[Dataset records]
------------------------------

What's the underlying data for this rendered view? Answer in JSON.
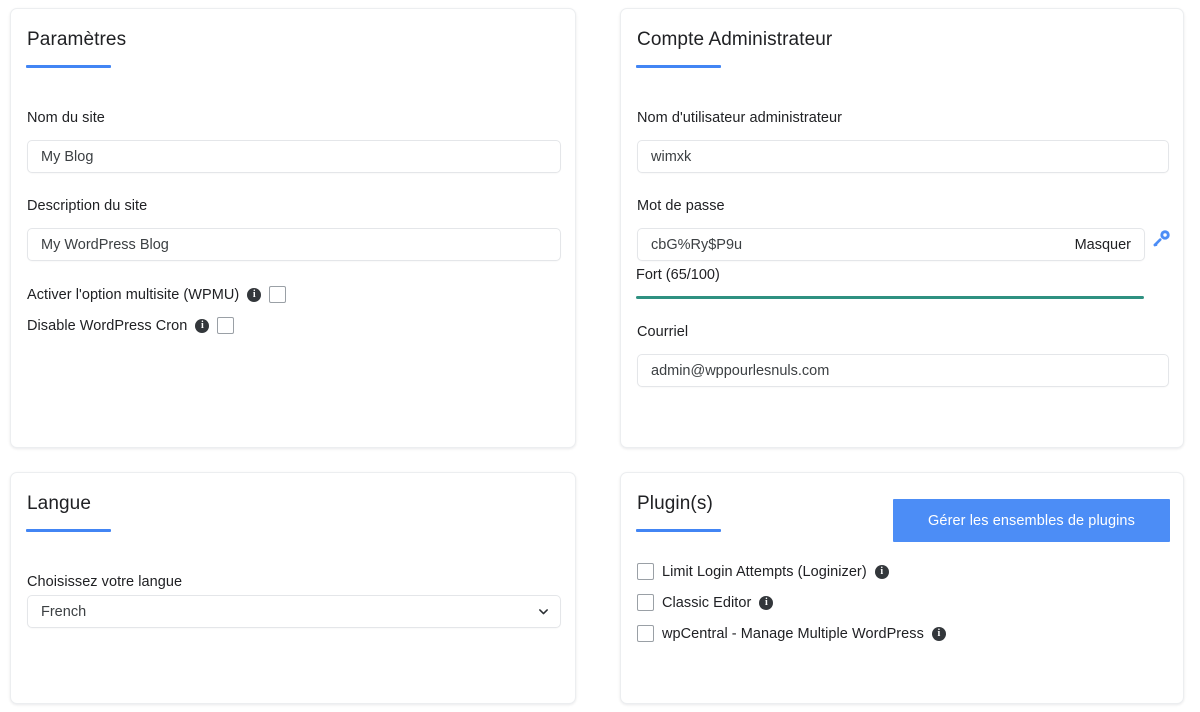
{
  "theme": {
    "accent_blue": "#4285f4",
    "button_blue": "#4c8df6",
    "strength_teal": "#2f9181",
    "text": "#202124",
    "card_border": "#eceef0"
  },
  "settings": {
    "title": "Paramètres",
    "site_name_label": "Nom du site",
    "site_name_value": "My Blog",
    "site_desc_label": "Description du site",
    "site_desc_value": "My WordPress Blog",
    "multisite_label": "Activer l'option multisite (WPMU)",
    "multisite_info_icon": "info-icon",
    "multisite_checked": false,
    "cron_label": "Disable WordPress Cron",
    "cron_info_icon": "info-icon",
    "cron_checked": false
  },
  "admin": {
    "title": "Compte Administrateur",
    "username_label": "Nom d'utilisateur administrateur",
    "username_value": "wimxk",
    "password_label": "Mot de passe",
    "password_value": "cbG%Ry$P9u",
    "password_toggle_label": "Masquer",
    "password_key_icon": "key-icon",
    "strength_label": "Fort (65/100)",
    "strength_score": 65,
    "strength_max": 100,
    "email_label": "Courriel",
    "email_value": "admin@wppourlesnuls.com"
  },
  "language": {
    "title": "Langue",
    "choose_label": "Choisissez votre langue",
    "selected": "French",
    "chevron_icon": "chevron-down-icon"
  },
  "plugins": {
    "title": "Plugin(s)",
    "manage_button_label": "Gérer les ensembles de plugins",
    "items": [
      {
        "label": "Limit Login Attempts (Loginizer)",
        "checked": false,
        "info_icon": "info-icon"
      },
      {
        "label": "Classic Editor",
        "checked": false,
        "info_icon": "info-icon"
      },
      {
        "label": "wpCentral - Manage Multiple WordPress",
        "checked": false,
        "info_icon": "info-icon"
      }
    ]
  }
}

------------------------------

-- Exercise goal --
Your answer should be a single number: the count of lines in the listing that contain the word "title".

-- Exercise output --
4